• **Brief**
Write out the full listing again, exactly as it stands.

• **Provided entries**
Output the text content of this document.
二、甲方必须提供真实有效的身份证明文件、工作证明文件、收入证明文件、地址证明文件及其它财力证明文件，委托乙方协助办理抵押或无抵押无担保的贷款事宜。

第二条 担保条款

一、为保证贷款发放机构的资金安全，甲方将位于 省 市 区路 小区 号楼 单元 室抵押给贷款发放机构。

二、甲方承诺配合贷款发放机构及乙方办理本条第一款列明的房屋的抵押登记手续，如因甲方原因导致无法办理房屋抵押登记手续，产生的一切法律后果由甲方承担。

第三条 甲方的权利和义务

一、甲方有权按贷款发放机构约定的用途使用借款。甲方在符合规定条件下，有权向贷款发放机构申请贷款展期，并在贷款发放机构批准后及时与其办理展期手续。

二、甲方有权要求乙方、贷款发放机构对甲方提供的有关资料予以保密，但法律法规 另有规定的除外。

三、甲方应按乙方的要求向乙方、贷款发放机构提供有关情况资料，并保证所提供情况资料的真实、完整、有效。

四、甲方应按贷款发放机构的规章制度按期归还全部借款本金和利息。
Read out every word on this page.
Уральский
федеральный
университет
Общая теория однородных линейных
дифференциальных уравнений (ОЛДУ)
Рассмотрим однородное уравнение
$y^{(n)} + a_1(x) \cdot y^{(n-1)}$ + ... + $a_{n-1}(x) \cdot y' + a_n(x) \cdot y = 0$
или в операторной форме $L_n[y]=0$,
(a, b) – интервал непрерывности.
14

• **Answer to this exercise**
Output the text content of this document.
二、甲方必须提供真实有效的身份证明文件、工作证明文件、收入证明文件、地址证明文件及其它财力证明文件，委托乙方协助办理抵押或无抵押无担保的贷款事宜。

第二条 担保条款

一、为保证贷款发放机构的资金安全，甲方将位于 省 市 区路 小区 号楼 单元 室抵押给贷款发放机构。

二、甲方承诺配合贷款发放机构及乙方办理本条第一款列明的房屋的抵押登记手续，如因甲方原因导致无法办理房屋抵押登记手续，产生的一切法律后果由甲方承担。

第三条 甲方的权利和义务

一、甲方有权按贷款发放机构约定的用途使用借款。甲方在符合规定条件下，有权向贷款发放机构申请贷款展期，并在贷款发放机构批准后及时与其办理展期手续。

二、甲方有权要求乙方、贷款发放机构对甲方提供的有关资料予以保密，但法律法规 另有规定的除外。

三、甲方应按乙方的要求向乙方、贷款发放机构提供有关情况资料，并保证所提供情况资料的真实、完整、有效。

四、甲方应按贷款发放机构的规章制度按期归还全部借款本金和利息。
Read out every word on this page.
Уральский
федеральный
университет
Общая теория однородных линейных
дифференциальных уравнений (ОЛДУ)
Рассмотрим однородное уравнение
$y^{(n)} + a_1(x) \cdot y^{(n-1)}$ + ... + $a_{n-1}(x) \cdot y' + a_n(x) \cdot y = 0$
или в операторной форме $L_n[y]=0$,
(a, b) – интервал непрерывности.
14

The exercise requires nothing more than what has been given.